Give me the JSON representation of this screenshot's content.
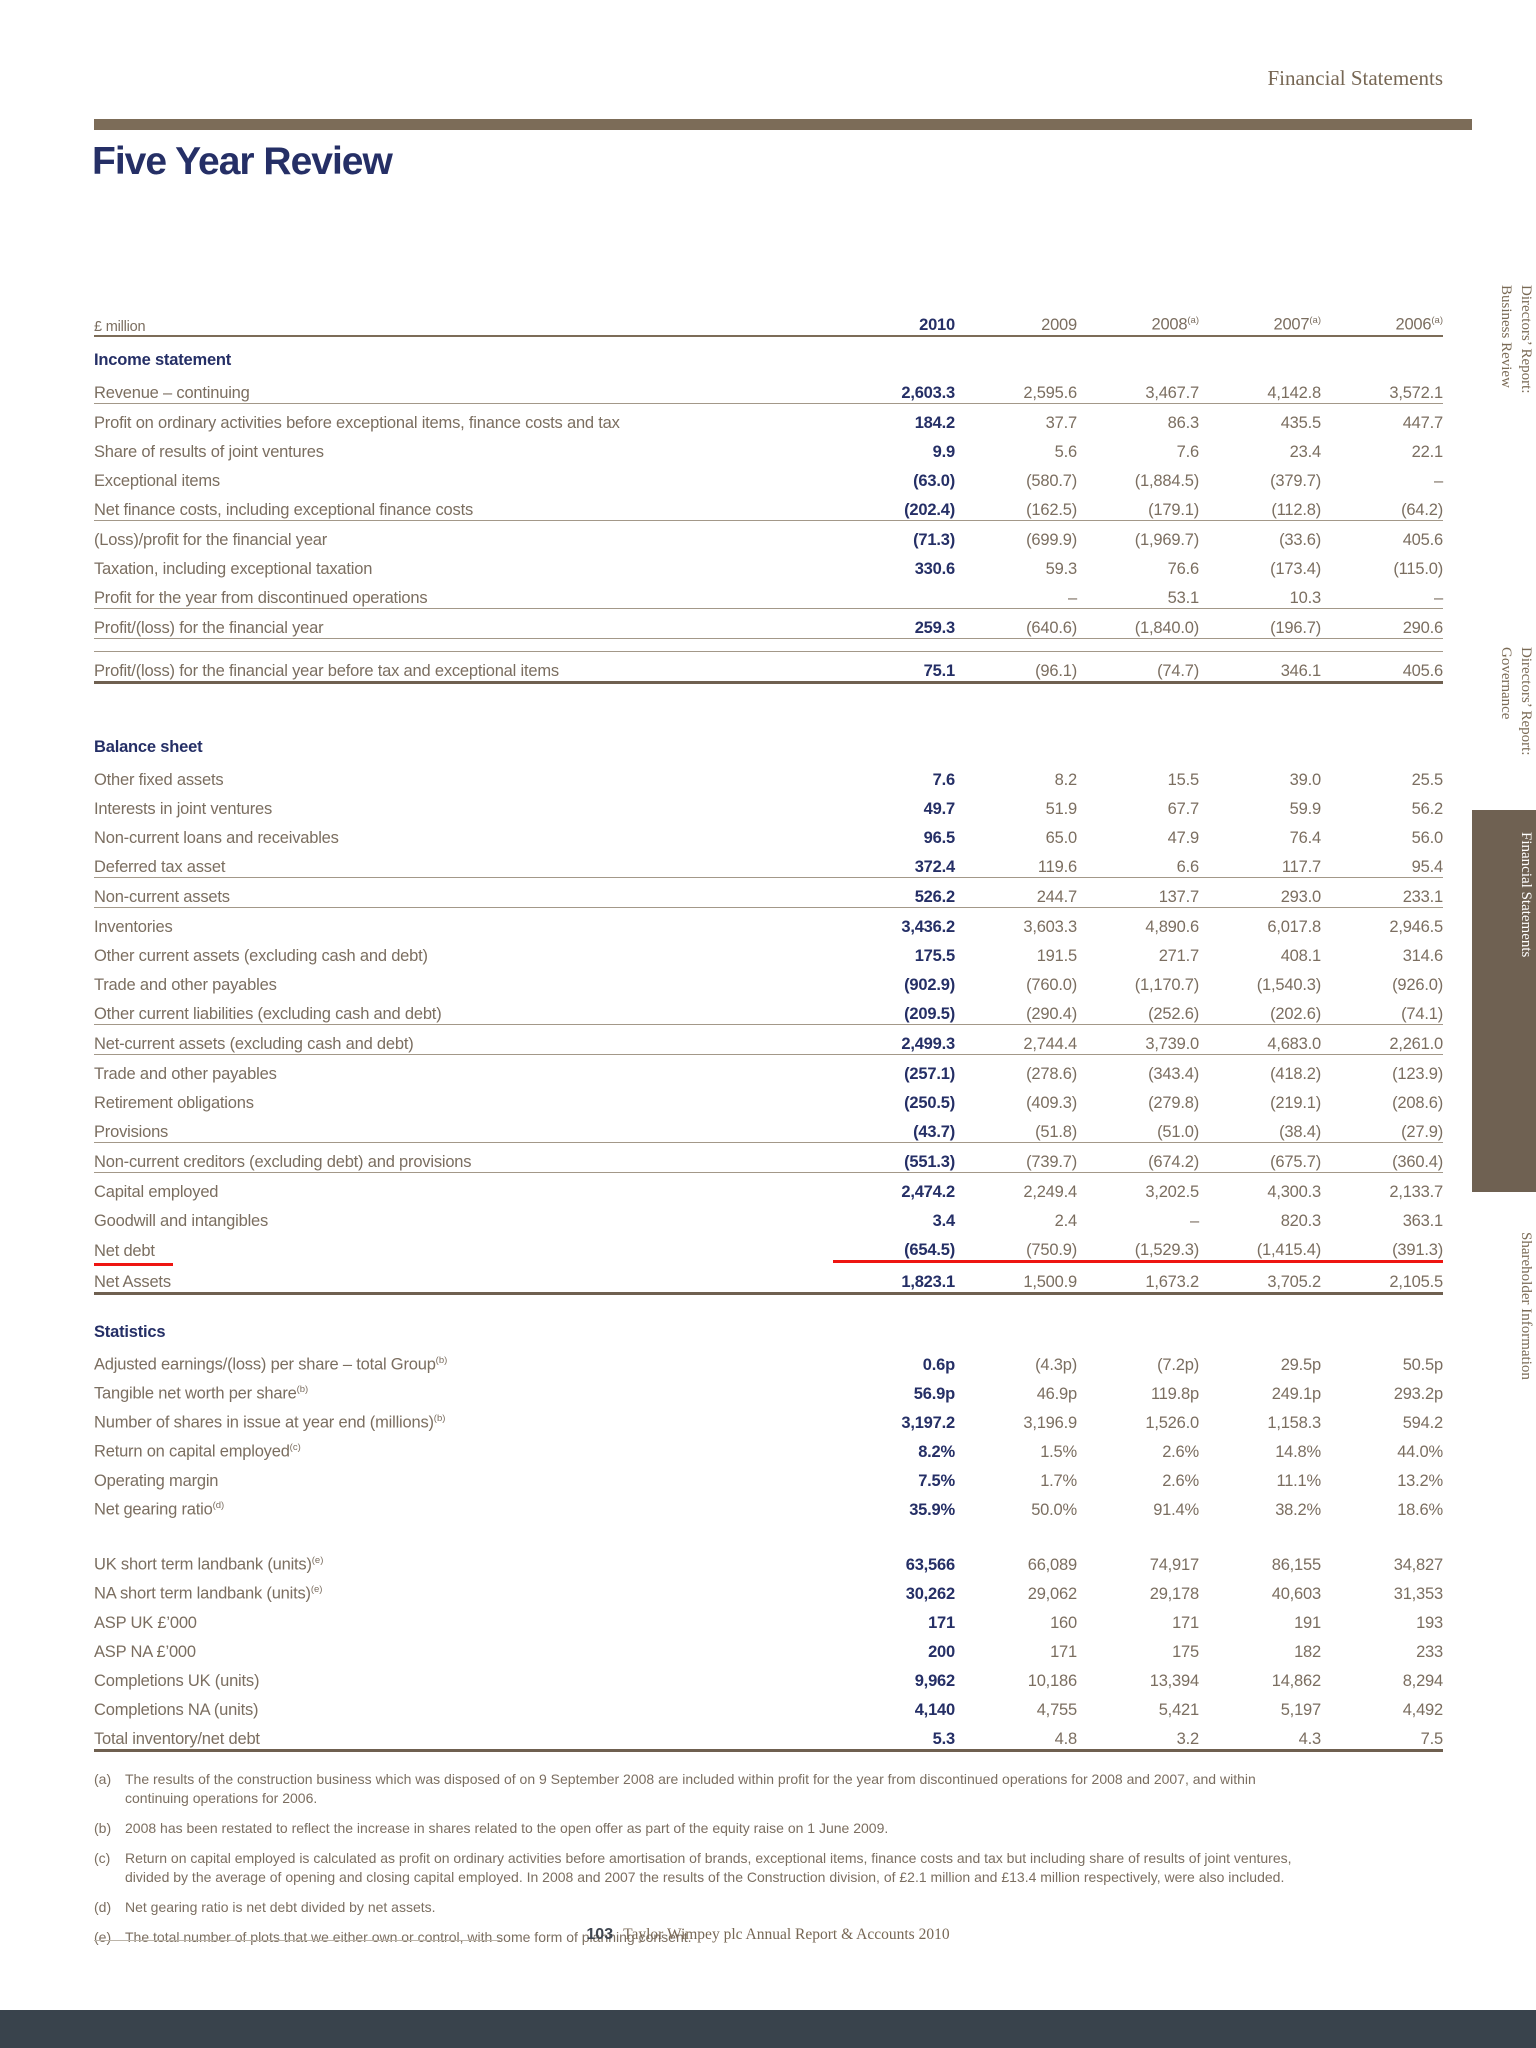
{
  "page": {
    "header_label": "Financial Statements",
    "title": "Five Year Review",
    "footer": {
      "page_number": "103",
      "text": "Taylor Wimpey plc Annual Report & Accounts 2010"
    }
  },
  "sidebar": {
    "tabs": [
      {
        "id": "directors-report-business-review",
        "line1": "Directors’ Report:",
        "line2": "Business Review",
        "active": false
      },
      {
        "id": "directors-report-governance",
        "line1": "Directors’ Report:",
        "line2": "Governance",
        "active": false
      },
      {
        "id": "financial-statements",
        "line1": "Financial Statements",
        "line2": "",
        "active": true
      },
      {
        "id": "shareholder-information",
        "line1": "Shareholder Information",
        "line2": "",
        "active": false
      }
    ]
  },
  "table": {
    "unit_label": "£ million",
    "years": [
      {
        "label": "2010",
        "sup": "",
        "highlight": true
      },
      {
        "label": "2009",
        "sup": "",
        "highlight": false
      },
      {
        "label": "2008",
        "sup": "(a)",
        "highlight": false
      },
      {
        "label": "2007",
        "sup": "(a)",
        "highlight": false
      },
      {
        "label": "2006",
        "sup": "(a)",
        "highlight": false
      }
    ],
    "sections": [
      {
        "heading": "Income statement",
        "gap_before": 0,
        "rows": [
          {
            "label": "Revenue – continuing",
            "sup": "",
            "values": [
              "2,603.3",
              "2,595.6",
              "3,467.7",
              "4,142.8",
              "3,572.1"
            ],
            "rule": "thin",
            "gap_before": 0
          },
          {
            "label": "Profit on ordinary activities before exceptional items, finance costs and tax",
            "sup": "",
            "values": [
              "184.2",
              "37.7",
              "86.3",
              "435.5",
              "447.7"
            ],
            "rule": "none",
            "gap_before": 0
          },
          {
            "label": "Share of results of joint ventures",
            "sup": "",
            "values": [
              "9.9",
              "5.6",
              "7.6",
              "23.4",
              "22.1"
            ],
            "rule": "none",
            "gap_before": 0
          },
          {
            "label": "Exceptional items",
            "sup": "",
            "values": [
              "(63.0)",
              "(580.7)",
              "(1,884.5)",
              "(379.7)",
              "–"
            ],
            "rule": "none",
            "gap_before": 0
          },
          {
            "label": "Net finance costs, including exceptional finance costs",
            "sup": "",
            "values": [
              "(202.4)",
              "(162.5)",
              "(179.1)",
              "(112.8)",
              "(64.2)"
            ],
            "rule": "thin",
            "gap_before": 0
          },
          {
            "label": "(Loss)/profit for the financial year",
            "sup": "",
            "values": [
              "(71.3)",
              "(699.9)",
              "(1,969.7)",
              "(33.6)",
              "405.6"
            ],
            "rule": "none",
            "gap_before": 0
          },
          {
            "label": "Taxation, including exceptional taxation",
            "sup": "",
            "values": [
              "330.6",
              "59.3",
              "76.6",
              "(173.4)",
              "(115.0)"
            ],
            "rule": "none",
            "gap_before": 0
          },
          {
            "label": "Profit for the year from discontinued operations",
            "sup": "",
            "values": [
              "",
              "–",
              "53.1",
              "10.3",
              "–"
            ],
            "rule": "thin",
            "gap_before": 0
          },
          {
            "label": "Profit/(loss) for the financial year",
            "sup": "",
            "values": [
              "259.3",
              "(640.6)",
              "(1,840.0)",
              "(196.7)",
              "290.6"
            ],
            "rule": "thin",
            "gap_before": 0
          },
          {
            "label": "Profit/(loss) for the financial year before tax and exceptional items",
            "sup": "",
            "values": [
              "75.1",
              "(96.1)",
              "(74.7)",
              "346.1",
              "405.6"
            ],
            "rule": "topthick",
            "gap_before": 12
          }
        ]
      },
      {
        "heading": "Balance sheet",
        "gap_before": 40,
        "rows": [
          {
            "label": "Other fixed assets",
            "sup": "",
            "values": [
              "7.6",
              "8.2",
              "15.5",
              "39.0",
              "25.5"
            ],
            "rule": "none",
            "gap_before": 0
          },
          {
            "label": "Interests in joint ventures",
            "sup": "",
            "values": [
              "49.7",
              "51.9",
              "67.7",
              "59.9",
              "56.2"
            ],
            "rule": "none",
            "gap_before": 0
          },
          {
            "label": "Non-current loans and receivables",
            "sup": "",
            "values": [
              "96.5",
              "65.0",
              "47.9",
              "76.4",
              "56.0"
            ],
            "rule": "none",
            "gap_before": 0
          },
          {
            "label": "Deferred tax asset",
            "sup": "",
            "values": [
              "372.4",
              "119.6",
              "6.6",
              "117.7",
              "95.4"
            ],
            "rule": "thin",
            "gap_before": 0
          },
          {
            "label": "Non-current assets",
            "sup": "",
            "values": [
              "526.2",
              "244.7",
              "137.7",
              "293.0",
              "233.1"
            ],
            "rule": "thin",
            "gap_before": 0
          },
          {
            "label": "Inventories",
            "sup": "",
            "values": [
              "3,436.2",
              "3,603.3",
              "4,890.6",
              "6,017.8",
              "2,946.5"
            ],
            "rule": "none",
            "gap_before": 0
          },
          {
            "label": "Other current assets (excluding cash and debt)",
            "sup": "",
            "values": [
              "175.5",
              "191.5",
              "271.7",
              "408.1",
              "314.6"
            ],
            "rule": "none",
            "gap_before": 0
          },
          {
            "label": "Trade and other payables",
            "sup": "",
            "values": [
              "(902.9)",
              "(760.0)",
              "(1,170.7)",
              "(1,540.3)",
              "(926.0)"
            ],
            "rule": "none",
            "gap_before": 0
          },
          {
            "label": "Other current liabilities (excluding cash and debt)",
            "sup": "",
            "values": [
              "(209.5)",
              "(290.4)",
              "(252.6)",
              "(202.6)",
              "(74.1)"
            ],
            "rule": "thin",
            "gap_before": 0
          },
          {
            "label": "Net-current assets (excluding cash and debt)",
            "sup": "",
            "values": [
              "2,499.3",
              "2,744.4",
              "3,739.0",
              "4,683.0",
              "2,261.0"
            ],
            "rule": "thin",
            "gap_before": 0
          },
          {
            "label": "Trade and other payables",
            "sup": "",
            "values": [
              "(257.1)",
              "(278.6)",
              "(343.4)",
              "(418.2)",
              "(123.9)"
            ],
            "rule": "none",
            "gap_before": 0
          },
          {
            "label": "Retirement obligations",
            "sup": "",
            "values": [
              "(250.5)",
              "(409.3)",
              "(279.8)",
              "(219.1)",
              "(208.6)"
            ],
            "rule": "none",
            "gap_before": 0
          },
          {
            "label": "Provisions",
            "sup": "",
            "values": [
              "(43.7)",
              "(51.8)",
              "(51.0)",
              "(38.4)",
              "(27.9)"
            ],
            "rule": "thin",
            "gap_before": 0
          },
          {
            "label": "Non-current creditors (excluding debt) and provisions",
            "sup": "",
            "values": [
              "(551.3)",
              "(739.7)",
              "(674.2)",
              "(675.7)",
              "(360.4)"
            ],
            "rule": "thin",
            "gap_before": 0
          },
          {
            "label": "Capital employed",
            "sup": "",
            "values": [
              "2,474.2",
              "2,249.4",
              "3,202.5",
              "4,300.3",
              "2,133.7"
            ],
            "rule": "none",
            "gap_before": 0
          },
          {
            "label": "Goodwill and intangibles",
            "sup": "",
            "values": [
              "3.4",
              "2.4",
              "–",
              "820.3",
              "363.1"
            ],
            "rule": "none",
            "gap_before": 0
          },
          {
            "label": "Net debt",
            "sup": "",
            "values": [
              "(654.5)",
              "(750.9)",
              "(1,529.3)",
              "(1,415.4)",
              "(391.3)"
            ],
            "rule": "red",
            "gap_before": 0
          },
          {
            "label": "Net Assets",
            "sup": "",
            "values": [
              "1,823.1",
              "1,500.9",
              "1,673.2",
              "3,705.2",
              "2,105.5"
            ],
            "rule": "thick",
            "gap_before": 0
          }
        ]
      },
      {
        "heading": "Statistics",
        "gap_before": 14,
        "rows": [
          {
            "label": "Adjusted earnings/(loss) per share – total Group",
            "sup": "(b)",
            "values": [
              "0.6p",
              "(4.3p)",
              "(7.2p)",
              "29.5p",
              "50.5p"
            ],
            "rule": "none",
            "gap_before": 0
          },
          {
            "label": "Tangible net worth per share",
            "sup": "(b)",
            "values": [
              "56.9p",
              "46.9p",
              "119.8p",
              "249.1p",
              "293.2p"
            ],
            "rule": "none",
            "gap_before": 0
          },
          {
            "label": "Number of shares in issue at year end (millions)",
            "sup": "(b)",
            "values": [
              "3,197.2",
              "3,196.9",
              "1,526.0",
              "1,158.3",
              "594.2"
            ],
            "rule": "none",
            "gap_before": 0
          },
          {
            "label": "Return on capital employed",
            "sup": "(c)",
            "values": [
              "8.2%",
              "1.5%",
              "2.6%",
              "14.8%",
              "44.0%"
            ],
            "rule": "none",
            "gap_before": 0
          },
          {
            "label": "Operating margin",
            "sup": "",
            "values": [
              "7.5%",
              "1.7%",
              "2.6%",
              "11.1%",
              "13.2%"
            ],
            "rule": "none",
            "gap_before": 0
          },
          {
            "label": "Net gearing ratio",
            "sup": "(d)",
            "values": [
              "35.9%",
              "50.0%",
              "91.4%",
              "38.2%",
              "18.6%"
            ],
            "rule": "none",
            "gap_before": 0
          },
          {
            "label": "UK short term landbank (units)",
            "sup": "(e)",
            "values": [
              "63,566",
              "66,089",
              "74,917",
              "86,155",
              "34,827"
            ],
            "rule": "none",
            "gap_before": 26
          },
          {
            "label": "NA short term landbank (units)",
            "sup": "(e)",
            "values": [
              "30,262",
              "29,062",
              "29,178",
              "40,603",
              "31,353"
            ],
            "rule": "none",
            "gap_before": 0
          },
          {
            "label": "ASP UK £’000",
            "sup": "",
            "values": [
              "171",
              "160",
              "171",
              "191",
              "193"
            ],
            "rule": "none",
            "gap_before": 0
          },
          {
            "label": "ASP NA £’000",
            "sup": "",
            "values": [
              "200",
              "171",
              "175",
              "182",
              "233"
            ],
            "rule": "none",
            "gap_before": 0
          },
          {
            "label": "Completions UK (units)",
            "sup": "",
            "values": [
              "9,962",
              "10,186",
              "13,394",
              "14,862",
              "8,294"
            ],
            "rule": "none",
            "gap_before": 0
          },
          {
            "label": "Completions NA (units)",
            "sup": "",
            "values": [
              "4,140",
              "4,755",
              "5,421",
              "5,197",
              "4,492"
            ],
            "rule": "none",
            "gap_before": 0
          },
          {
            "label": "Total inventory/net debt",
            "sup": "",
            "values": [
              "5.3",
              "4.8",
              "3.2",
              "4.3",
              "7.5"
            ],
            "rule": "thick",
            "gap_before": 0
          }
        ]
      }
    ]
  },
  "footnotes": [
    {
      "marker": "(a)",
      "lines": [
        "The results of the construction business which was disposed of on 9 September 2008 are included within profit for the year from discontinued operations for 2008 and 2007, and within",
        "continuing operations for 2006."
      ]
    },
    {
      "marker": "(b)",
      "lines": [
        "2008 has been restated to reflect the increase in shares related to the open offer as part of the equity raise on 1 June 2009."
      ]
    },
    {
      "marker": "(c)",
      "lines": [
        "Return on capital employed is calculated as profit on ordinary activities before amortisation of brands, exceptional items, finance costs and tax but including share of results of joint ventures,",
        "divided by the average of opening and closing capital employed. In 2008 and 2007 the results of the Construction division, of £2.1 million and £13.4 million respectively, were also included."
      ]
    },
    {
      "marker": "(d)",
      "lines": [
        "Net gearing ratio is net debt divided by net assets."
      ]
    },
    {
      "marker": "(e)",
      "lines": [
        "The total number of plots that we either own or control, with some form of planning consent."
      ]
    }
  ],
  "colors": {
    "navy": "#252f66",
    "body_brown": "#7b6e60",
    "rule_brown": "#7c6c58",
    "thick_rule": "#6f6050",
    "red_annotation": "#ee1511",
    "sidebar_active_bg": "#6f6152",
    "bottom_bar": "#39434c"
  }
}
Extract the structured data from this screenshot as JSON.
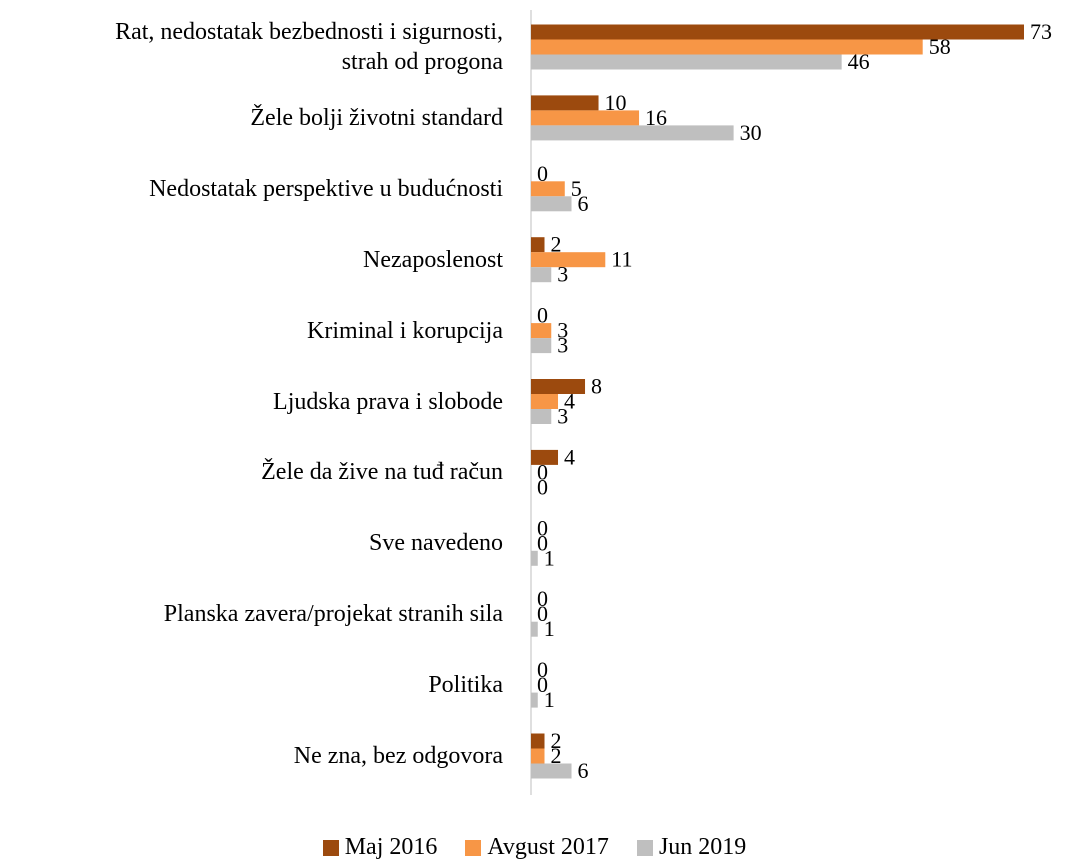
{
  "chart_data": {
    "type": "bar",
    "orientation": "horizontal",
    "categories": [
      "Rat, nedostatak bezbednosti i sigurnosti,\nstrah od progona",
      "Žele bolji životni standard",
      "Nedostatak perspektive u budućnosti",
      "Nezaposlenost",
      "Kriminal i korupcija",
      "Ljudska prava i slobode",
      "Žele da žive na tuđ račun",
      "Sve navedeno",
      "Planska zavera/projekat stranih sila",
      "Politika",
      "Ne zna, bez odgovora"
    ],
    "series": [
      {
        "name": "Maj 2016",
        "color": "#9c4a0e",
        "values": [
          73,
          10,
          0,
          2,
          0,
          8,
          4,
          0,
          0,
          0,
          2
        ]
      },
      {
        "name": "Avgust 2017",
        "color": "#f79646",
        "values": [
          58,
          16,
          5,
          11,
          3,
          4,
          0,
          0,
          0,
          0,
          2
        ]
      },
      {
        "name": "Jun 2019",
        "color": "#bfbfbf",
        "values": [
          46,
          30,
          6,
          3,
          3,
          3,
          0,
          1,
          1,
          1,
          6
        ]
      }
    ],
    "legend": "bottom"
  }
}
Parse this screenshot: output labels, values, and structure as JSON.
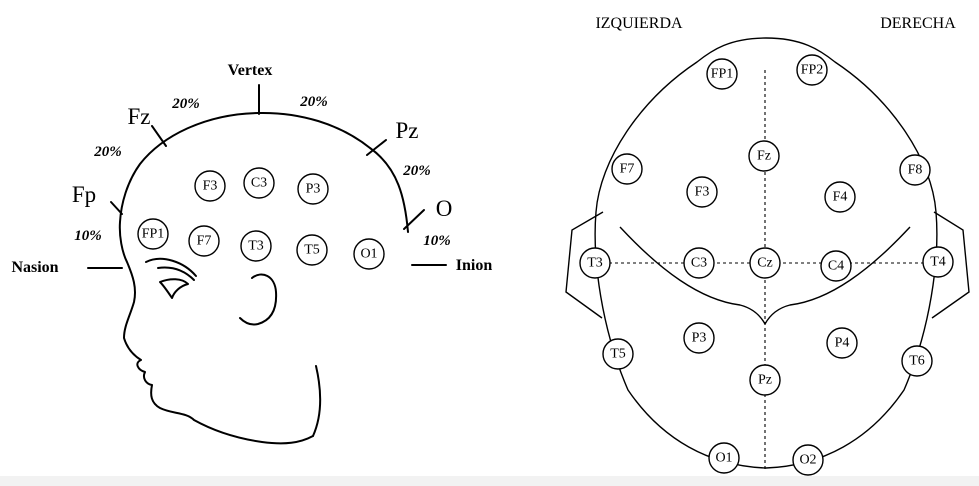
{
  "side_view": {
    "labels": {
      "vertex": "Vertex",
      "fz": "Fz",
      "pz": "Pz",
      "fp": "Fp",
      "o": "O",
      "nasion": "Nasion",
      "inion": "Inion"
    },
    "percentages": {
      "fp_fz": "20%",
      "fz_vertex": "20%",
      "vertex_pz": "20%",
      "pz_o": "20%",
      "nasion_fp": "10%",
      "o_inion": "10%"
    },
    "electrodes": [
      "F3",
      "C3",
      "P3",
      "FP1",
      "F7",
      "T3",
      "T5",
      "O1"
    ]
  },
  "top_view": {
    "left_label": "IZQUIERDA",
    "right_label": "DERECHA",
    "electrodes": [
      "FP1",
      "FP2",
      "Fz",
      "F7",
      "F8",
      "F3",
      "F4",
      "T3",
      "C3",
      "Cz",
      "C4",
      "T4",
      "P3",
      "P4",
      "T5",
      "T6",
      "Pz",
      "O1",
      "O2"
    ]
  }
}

•••

What is needed
Read the data above. Pull out each line in which the string "ventures" appears.

Exercise result
            "label": "Share of results of joint ventures",
            "label": "Interests in joint ventures",
        "Return on capital employed is calculated as profit on ordinary activities before amortisation of brands, exceptional items, finance costs and tax but including share of results of joint ventures,",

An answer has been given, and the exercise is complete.